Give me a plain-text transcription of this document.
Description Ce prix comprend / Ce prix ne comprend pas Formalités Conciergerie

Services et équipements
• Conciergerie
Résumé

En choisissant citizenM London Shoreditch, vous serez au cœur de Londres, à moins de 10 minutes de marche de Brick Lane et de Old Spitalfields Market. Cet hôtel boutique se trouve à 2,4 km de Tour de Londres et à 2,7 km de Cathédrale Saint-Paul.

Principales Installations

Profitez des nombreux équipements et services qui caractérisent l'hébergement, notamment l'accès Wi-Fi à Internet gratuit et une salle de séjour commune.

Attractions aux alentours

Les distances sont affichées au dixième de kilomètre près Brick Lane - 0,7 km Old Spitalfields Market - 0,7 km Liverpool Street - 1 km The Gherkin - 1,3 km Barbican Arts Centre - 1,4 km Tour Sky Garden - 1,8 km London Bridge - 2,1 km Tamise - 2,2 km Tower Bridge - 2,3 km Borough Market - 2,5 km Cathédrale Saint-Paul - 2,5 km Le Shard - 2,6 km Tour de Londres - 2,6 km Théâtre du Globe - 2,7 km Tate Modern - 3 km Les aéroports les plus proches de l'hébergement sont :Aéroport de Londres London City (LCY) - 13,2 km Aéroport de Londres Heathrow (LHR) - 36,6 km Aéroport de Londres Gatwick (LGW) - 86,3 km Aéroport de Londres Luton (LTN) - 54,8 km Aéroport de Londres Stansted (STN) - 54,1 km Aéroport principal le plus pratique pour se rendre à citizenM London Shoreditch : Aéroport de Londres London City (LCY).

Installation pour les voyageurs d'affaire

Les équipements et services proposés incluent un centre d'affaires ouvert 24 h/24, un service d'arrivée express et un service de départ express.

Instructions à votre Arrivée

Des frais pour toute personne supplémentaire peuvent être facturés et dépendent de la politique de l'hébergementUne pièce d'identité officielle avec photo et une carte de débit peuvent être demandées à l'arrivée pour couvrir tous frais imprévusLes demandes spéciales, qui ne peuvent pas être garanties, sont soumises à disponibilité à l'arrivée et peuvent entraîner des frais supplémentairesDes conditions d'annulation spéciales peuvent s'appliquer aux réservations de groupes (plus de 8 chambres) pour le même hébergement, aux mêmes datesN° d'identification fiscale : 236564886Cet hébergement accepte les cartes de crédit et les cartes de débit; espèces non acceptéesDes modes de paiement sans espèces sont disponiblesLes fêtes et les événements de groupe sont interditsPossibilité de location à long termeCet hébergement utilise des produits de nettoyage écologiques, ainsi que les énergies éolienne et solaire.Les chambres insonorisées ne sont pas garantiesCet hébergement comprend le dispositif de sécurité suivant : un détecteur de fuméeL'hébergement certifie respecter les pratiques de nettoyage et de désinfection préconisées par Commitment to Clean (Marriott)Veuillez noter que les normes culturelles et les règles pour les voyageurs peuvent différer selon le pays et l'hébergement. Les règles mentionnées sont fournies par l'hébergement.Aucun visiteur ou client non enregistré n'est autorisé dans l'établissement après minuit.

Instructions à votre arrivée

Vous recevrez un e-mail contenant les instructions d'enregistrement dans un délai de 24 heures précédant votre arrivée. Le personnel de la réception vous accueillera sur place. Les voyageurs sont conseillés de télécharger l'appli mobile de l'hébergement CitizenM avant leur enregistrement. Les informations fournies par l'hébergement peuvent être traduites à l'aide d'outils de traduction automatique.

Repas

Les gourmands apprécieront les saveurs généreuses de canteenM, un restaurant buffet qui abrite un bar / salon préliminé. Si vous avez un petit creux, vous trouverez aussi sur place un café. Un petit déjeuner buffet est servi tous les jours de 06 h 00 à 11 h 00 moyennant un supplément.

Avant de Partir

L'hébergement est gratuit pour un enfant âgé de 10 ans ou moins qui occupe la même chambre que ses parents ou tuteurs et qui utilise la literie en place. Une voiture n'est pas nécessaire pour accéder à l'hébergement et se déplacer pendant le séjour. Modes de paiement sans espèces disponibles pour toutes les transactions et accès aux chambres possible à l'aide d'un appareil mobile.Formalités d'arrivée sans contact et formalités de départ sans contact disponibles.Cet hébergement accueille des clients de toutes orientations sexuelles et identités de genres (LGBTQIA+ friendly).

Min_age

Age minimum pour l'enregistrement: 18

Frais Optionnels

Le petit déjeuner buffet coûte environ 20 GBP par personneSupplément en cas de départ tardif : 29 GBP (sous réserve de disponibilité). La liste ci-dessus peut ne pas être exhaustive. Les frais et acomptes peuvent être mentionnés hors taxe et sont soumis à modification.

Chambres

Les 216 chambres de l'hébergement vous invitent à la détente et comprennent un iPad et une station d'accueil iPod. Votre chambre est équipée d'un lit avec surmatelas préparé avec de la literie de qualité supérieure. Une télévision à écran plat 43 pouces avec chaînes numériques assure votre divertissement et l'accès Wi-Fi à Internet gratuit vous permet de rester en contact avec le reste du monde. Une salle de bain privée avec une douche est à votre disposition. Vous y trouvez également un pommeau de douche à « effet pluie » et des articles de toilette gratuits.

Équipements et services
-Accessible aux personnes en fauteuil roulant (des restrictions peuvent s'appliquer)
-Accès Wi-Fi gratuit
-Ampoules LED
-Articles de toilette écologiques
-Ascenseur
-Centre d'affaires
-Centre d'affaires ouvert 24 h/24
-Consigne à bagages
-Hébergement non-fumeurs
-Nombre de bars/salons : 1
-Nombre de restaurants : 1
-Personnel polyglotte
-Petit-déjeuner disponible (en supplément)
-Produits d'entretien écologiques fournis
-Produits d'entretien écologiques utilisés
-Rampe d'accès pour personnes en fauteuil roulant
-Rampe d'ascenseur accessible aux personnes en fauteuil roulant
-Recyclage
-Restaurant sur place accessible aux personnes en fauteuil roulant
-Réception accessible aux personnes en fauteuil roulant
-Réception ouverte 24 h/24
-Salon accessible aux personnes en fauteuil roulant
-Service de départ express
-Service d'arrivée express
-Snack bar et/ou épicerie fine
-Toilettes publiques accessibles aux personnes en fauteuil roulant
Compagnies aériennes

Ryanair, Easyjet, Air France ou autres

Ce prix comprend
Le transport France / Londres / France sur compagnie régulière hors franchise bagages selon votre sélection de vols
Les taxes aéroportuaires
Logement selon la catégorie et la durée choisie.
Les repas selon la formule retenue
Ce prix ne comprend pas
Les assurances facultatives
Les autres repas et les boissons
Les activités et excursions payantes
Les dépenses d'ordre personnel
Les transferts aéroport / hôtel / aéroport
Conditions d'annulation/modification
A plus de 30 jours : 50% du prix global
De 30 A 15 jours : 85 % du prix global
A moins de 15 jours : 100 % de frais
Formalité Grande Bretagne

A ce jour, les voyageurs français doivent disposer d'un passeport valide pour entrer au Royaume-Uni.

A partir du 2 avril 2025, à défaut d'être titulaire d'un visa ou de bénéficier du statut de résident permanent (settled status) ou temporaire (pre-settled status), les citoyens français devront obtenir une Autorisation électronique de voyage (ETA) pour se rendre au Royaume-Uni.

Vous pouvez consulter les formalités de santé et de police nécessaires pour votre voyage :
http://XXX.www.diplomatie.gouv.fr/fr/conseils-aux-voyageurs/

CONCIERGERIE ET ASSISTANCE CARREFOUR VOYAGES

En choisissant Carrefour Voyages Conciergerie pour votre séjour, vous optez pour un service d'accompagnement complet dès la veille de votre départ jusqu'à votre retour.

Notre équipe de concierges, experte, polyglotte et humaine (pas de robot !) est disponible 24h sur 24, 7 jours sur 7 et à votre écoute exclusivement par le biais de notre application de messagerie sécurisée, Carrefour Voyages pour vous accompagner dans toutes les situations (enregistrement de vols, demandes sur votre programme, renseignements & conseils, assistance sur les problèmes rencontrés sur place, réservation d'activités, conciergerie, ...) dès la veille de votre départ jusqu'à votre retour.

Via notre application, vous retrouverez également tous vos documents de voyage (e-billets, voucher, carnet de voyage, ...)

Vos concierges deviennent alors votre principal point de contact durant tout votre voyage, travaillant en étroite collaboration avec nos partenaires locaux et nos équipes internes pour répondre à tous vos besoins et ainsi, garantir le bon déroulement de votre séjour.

..............................

--- What the task requires ---
Lines containing the word "déjeuner" must all be returned from the material above.

--- Response ---
Les gourmands apprécieront les saveurs généreuses de canteenM, un restaurant buffet qui abrite un bar / salon préliminé. Si vous avez un petit creux, vous trouverez aussi sur place un café. Un petit déjeuner buffet est servi tous les jours de 06 h 00 à 11 h 00 moyennant un supplément.
Le petit déjeuner buffet coûte environ 20 GBP par personneSupplément en cas de départ tardif : 29 GBP (sous réserve de disponibilité). La liste ci-dessus peut ne pas être exhaustive. Les frais et acomptes peuvent être mentionnés hors taxe et sont soumis à modification.
-Petit-déjeuner disponible (en supplément)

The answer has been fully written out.